:: THE RECORDS

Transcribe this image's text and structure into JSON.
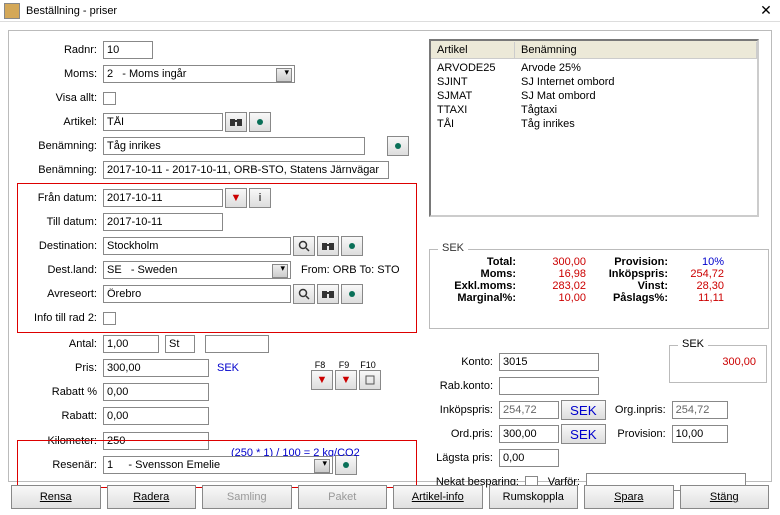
{
  "window": {
    "title": "Beställning - priser"
  },
  "left": {
    "radnr_label": "Radnr:",
    "radnr": "10",
    "moms_label": "Moms:",
    "moms": "2   - Moms ingår",
    "visa_label": "Visa allt:",
    "artikel_label": "Artikel:",
    "artikel": "TÅI",
    "benamning_label": "Benämning:",
    "benamning": "Tåg inrikes",
    "benamning2_label": "Benämning:",
    "benamning2": "2017-10-11 - 2017-10-11, ORB-STO, Statens Järnvägar",
    "fran_label": "Från datum:",
    "fran": "2017-10-11",
    "till_label": "Till datum:",
    "till": "2017-10-11",
    "dest_label": "Destination:",
    "dest": "Stockholm",
    "destland_label": "Dest.land:",
    "destland": "SE   - Sweden",
    "fromto": "From: ORB To: STO",
    "avreseort_label": "Avreseort:",
    "avreseort": "Örebro",
    "info_label": "Info till rad 2:",
    "antal_label": "Antal:",
    "antal": "1,00",
    "antal_unit": "St",
    "pris_label": "Pris:",
    "pris": "300,00",
    "pris_cur": "SEK",
    "rabattp_label": "Rabatt %",
    "rabattp": "0,00",
    "rabatt_label": "Rabatt:",
    "rabatt": "0,00",
    "km_label": "Kilometer:",
    "km": "250",
    "co2": "(250 * 1) / 100 = 2 kg/CO2",
    "resenar_label": "Resenär:",
    "resenar": "1     - Svensson Emelie"
  },
  "articles": {
    "col1": "Artikel",
    "col2": "Benämning",
    "rows": [
      {
        "a": "ARVODE25",
        "b": "Arvode 25%"
      },
      {
        "a": "SJINT",
        "b": "SJ Internet ombord"
      },
      {
        "a": "SJMAT",
        "b": "SJ Mat ombord"
      },
      {
        "a": "TTAXI",
        "b": "Tågtaxi"
      },
      {
        "a": "TÅI",
        "b": "Tåg inrikes"
      }
    ]
  },
  "sek": {
    "legend": "SEK",
    "total_k": "Total:",
    "total_v": "300,00",
    "provision_k": "Provision:",
    "provision_v": "10%",
    "moms_k": "Moms:",
    "moms_v": "16,98",
    "inkopspris_k": "Inköpspris:",
    "inkopspris_v": "254,72",
    "exklmoms_k": "Exkl.moms:",
    "exklmoms_v": "283,02",
    "vinst_k": "Vinst:",
    "vinst_v": "28,30",
    "marginal_k": "Marginal%:",
    "marginal_v": "10,00",
    "paslag_k": "Påslags%:",
    "paslag_v": "11,11"
  },
  "sek_mini": {
    "legend": "SEK",
    "value": "300,00"
  },
  "right": {
    "konto_label": "Konto:",
    "konto": "3015",
    "rabkonto_label": "Rab.konto:",
    "rabkonto": "",
    "inkopspris_label": "Inköpspris:",
    "inkopspris": "254,72",
    "sek_btn": "SEK",
    "orginpris_label": "Org.inpris:",
    "orginpris": "254,72",
    "ordpris_label": "Ord.pris:",
    "ordpris": "300,00",
    "provision_label": "Provision:",
    "provision": "10,00",
    "lagsta_label": "Lägsta pris:",
    "lagsta": "0,00",
    "nekat_label": "Nekat besparing:",
    "varfor_label": "Varför:"
  },
  "fkeys": {
    "f8": "F8",
    "f9": "F9",
    "f10": "F10"
  },
  "buttons": {
    "rensa": "Rensa",
    "radera": "Radera",
    "samling": "Samling",
    "paket": "Paket",
    "artikelinfo": "Artikel-info",
    "rumskoppla": "Rumskoppla",
    "spara": "Spara",
    "stang": "Stäng"
  }
}
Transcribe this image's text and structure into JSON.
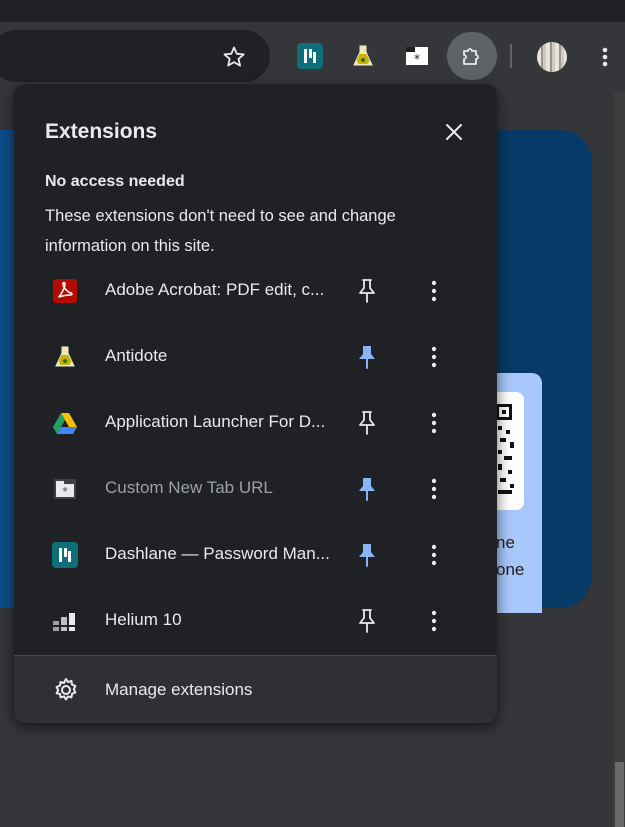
{
  "popup": {
    "title": "Extensions",
    "section_heading": "No access needed",
    "section_description": "These extensions don't need to see and change information on this site.",
    "manage_label": "Manage extensions"
  },
  "extensions": [
    {
      "name": "Adobe Acrobat: PDF edit, c...",
      "icon": "adobe-acrobat-icon",
      "pinned": false,
      "dimmed": false
    },
    {
      "name": "Antidote",
      "icon": "antidote-flask-icon",
      "pinned": true,
      "dimmed": false
    },
    {
      "name": "Application Launcher For D...",
      "icon": "google-drive-icon",
      "pinned": false,
      "dimmed": false
    },
    {
      "name": "Custom New Tab URL",
      "icon": "custom-new-tab-icon",
      "pinned": true,
      "dimmed": true
    },
    {
      "name": "Dashlane — Password Man...",
      "icon": "dashlane-icon",
      "pinned": true,
      "dimmed": false
    },
    {
      "name": "Helium 10",
      "icon": "helium10-icon",
      "pinned": false,
      "dimmed": false
    }
  ],
  "page_behind": {
    "card_line_1": "ne",
    "card_line_2": "one"
  },
  "colors": {
    "popup_bg": "#202124",
    "pinned_blue": "#8ab4f8",
    "text": "#e8eaed",
    "dim_text": "#9aa0a6"
  }
}
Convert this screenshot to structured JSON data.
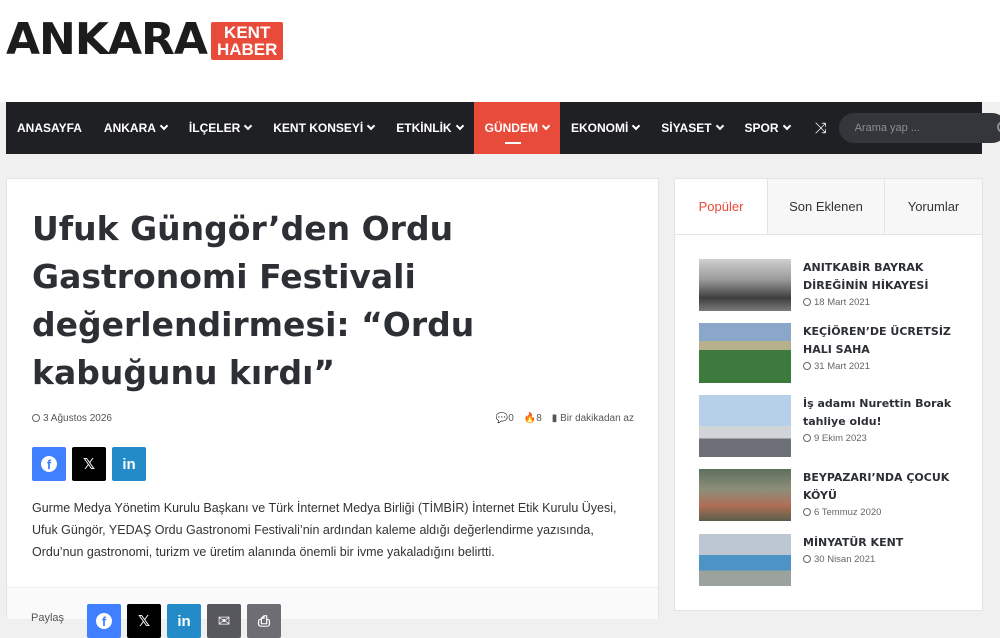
{
  "logo": {
    "main": "ANKARA",
    "badge_line1": "KENT",
    "badge_line2": "HABER"
  },
  "nav": {
    "items": [
      {
        "label": "ANASAYFA",
        "dropdown": false
      },
      {
        "label": "ANKARA",
        "dropdown": true
      },
      {
        "label": "İLÇELER",
        "dropdown": true
      },
      {
        "label": "KENT KONSEYİ",
        "dropdown": true
      },
      {
        "label": "ETKİNLİK",
        "dropdown": true
      },
      {
        "label": "GÜNDEM",
        "dropdown": true,
        "active": true
      },
      {
        "label": "EKONOMİ",
        "dropdown": true
      },
      {
        "label": "SİYASET",
        "dropdown": true
      },
      {
        "label": "SPOR",
        "dropdown": true
      }
    ],
    "search_placeholder": "Arama yap ..."
  },
  "article": {
    "title": "Ufuk Güngör’den Ordu Gastronomi Festivali değerlendirmesi: “Ordu kabuğunu kırdı”",
    "date": "3 Ağustos 2026",
    "comments": "0",
    "views": "8",
    "read_time": "Bir dakikadan az",
    "body": "Gurme Medya Yönetim Kurulu Başkanı ve Türk İnternet Medya Birliği (TİMBİR) İnternet Etik Kurulu Üyesi, Ufuk Güngör, YEDAŞ Ordu Gastronomi Festivali’nin ardından kaleme aldığı değerlendirme yazısında, Ordu’nun gastronomi, turizm ve üretim alanında önemli bir ivme yakaladığını belirtti.",
    "share_label": "Paylaş"
  },
  "sidebar": {
    "tabs": [
      "Popüler",
      "Son Eklenen",
      "Yorumlar"
    ],
    "posts": [
      {
        "title": "ANITKABİR BAYRAK DİREĞİNİN HİKAYESİ",
        "date": "18 Mart 2021"
      },
      {
        "title": "KEÇİÖREN’DE ÜCRETSİZ HALI SAHA",
        "date": "31 Mart 2021"
      },
      {
        "title": "İş adamı Nurettin Borak tahliye oldu!",
        "date": "9 Ekim 2023"
      },
      {
        "title": "BEYPAZARI’NDA ÇOCUK KÖYÜ",
        "date": "6 Temmuz 2020"
      },
      {
        "title": "MİNYATÜR KENT",
        "date": "30 Nisan 2021"
      }
    ]
  },
  "colors": {
    "accent": "#e84b3a",
    "nav_bg": "#1f2024",
    "facebook": "#4080ff",
    "linkedin": "#238cc8"
  }
}
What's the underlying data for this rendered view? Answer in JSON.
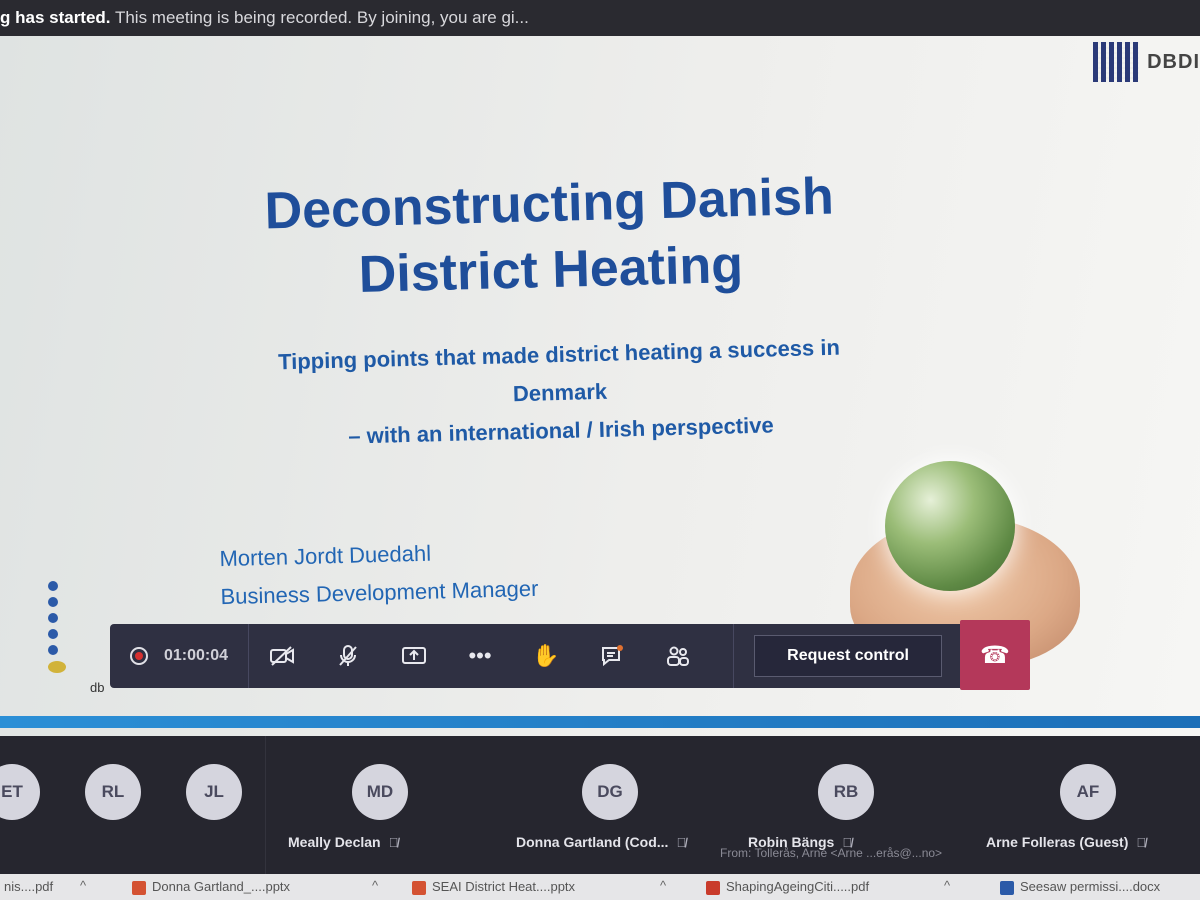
{
  "banner": {
    "bold": "g has started.",
    "text": " This meeting is being recorded. By joining, you are gi..."
  },
  "slide": {
    "logo_text": "DBDI",
    "title_line1": "Deconstructing Danish",
    "title_line2": "District Heating",
    "subtitle_line1": "Tipping points that made district heating a success in",
    "subtitle_line2": "Denmark",
    "subtitle_line3": "– with an international / Irish perspective",
    "presenter_name": "Morten Jordt Duedahl",
    "presenter_role": "Business Development Manager",
    "footer_text": "db"
  },
  "toolbar": {
    "timer": "01:00:04",
    "request_control": "Request control",
    "icons": [
      "record-icon",
      "camera-off-icon",
      "mic-off-icon",
      "share-screen-icon",
      "more-options-icon",
      "raise-hand-icon",
      "chat-icon",
      "participants-icon",
      "hang-up-icon"
    ]
  },
  "participants": [
    {
      "initials": "ET",
      "name": ""
    },
    {
      "initials": "RL",
      "name": ""
    },
    {
      "initials": "JL",
      "name": ""
    },
    {
      "initials": "MD",
      "name": "Meally Declan"
    },
    {
      "initials": "DG",
      "name": "Donna Gartland (Cod..."
    },
    {
      "initials": "RB",
      "name": "Robin Bängs"
    },
    {
      "initials": "AF",
      "name": "Arne Folleras (Guest)"
    }
  ],
  "ghost_text": "From: Tollerås, Arne <Arne ...erås@...no>",
  "taskbar": [
    {
      "label": "nis....pdf",
      "type": "pdf"
    },
    {
      "label": "Donna Gartland_....pptx",
      "type": "ppt"
    },
    {
      "label": "SEAI District Heat....pptx",
      "type": "ppt"
    },
    {
      "label": "ShapingAgeingCiti.....pdf",
      "type": "pdf"
    },
    {
      "label": "Seesaw permissi....docx",
      "type": "doc"
    }
  ]
}
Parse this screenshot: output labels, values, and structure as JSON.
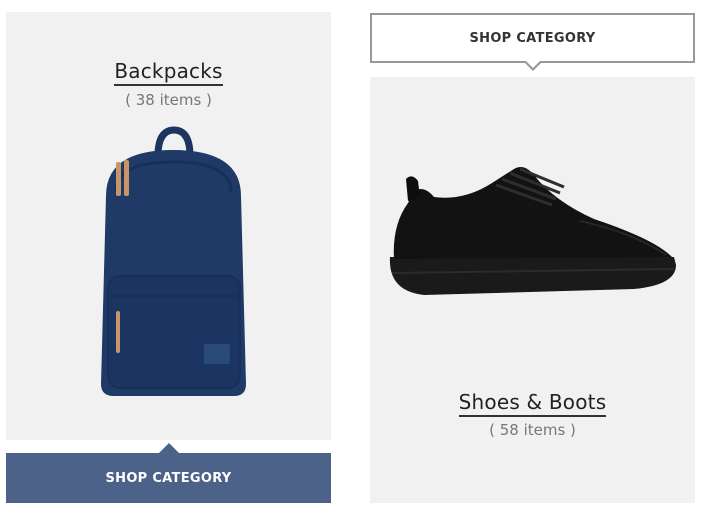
{
  "categories": [
    {
      "title": "Backpacks",
      "count": "( 38 items )",
      "button_label": "SHOP CATEGORY",
      "image_icon": "backpack-image",
      "button_color": "#4d6289"
    },
    {
      "title": "Shoes & Boots",
      "count": "( 58 items )",
      "button_label": "SHOP CATEGORY",
      "image_icon": "sneaker-image",
      "button_color": "#ffffff"
    }
  ],
  "colors": {
    "card_background": "#f1f1f1",
    "accent": "#4d6289",
    "backpack": "#1f3a66",
    "shoe": "#111111"
  }
}
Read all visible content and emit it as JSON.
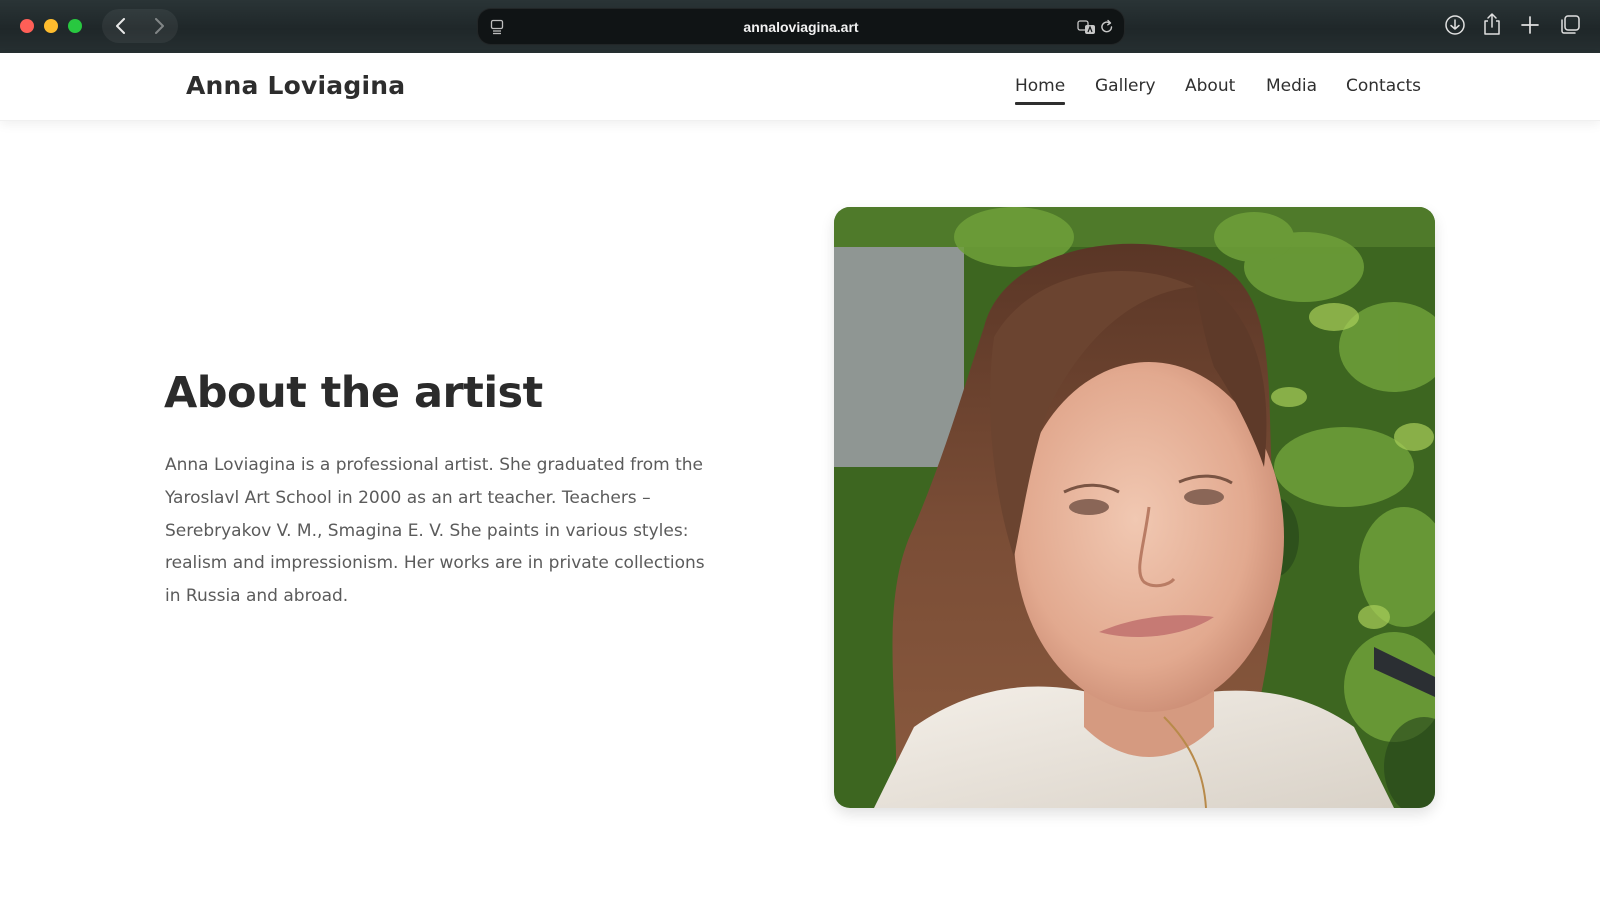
{
  "browser": {
    "url": "annaloviagina.art",
    "icons": {
      "close": "close-window",
      "minimize": "minimize-window",
      "maximize": "maximize-window",
      "back": "chevron-left-icon",
      "forward": "chevron-right-icon",
      "page_menu": "page-menu-icon",
      "translate": "translate-icon",
      "reload": "reload-icon",
      "download": "download-icon",
      "share": "share-icon",
      "new_tab": "plus-icon",
      "tab_overview": "tabs-icon"
    }
  },
  "site": {
    "logo": "Anna Loviagina",
    "nav": [
      {
        "label": "Home",
        "active": true
      },
      {
        "label": "Gallery",
        "active": false
      },
      {
        "label": "About",
        "active": false
      },
      {
        "label": "Media",
        "active": false
      },
      {
        "label": "Contacts",
        "active": false
      }
    ]
  },
  "about": {
    "title": "About the artist",
    "bio": "Anna Loviagina is a professional artist. She graduated from the Yaroslavl Art School in 2000 as an art teacher. Teachers – Serebryakov V. M., Smagina E. V. She paints in various styles: realism and impressionism. Her works are in private collections in Russia and abroad."
  },
  "colors": {
    "chrome_bg": "#1f2729",
    "address_bg": "#101415",
    "text_dark": "#2b2b2b",
    "text_body": "#5b5b5b",
    "foliage": "#3f6b22",
    "hair": "#6b4430"
  }
}
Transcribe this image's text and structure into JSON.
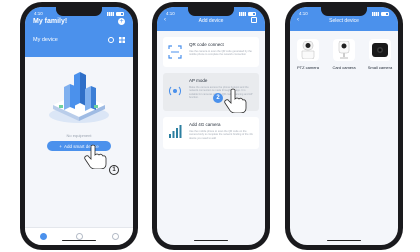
{
  "phone1": {
    "status": {
      "time": "4:10"
    },
    "app_title": "My family!",
    "subtitle": "My device",
    "empty_text": "No equipment",
    "add_button": "Add smart device",
    "step": "1",
    "tabs": [
      "home-icon",
      "scene-icon",
      "profile-icon"
    ]
  },
  "phone2": {
    "status": {
      "time": "4:10"
    },
    "header_title": "Add device",
    "cards": [
      {
        "title": "QR code connect",
        "desc": "Use the camera to scan the QR code generated by the mobile phone to complete the network connection"
      },
      {
        "title": "AP mode",
        "desc": "Make the camera access the phone hotspot and the network connection is made through the app. It is suitable for cameras without QR code scanning and AP function."
      },
      {
        "title": "Add 4G camera",
        "desc": "Use the mobile phone to scan the QR code on the camera body to complete the network binding of the 4G device you need to add"
      }
    ],
    "step": "2"
  },
  "phone3": {
    "status": {
      "time": "4:10"
    },
    "header_title": "Select device",
    "devices": [
      "PTZ camera",
      "Card camera",
      "Small camera"
    ]
  },
  "colors": {
    "accent": "#4b91ec",
    "background": "#f4f6fa",
    "phone_frame": "#1a1a1d"
  }
}
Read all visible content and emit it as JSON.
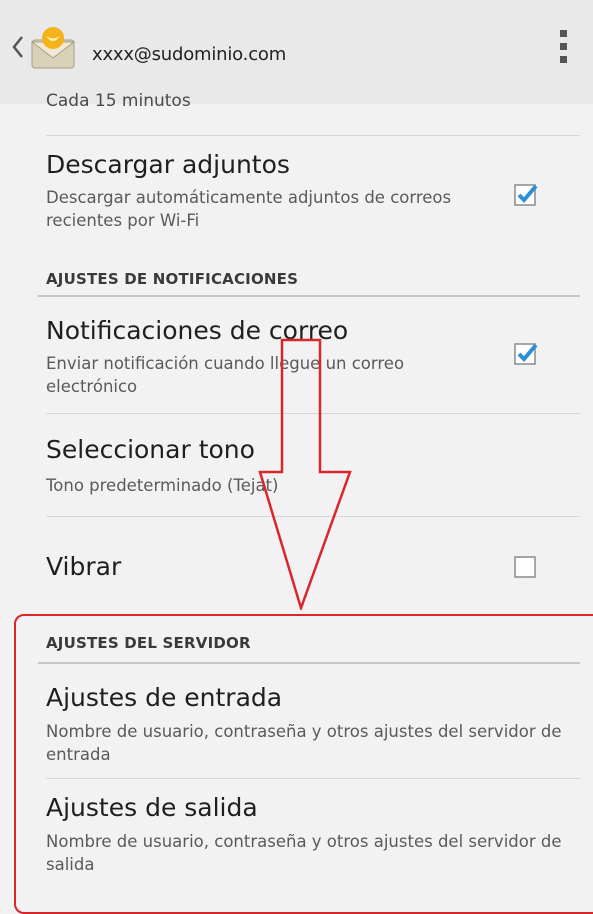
{
  "header": {
    "account": "xxxx@sudominio.com",
    "back_icon": "chevron-left-icon",
    "app_icon": "email-envelope-icon",
    "overflow_icon": "overflow-menu-icon"
  },
  "settings": {
    "sync_frequency_value": "Cada 15 minutos",
    "download_attachments": {
      "title": "Descargar adjuntos",
      "summary": "Descargar automáticamente adjuntos de correos recientes por Wi-Fi",
      "checked": true
    },
    "notifications_header": "AJUSTES DE NOTIFICACIONES",
    "mail_notifications": {
      "title": "Notificaciones de correo",
      "summary": "Enviar notificación cuando llegue un correo electrónico",
      "checked": true
    },
    "ringtone": {
      "title": "Seleccionar tono",
      "summary": "Tono predeterminado (Tejat)"
    },
    "vibrate": {
      "title": "Vibrar",
      "checked": false
    },
    "server_header": "AJUSTES DEL SERVIDOR",
    "incoming": {
      "title": "Ajustes de entrada",
      "summary": "Nombre de usuario, contraseña y otros ajustes del servidor de entrada"
    },
    "outgoing": {
      "title": "Ajustes de salida",
      "summary": "Nombre de usuario, contraseña y otros ajustes del servidor de salida"
    }
  },
  "colors": {
    "accent_check": "#2f8fd6",
    "annotation_red": "#d9262a",
    "background": "#f2f2f2"
  }
}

::::

From the listing above, pick out each line where the word "Festivali" appears.

    "title": "Ufuk Güngör’den Ordu Gastronomi Festivali değerlendirmesi: “Ordu kabuğunu kırdı”",
    "body": "Gurme Medya Yönetim Kurulu Başkanı ve Türk İnternet Medya Birliği (TİMBİR) İnternet Etik Kurulu Üyesi, Ufuk Güngör, YEDAŞ Ordu Gastronomi Festivali’nin ardından kaleme aldığı değerlendirme yazısında, Ordu’nun gastronomi, turizm ve üretim alanında önemli bir ivme yakaladığını belirtti.",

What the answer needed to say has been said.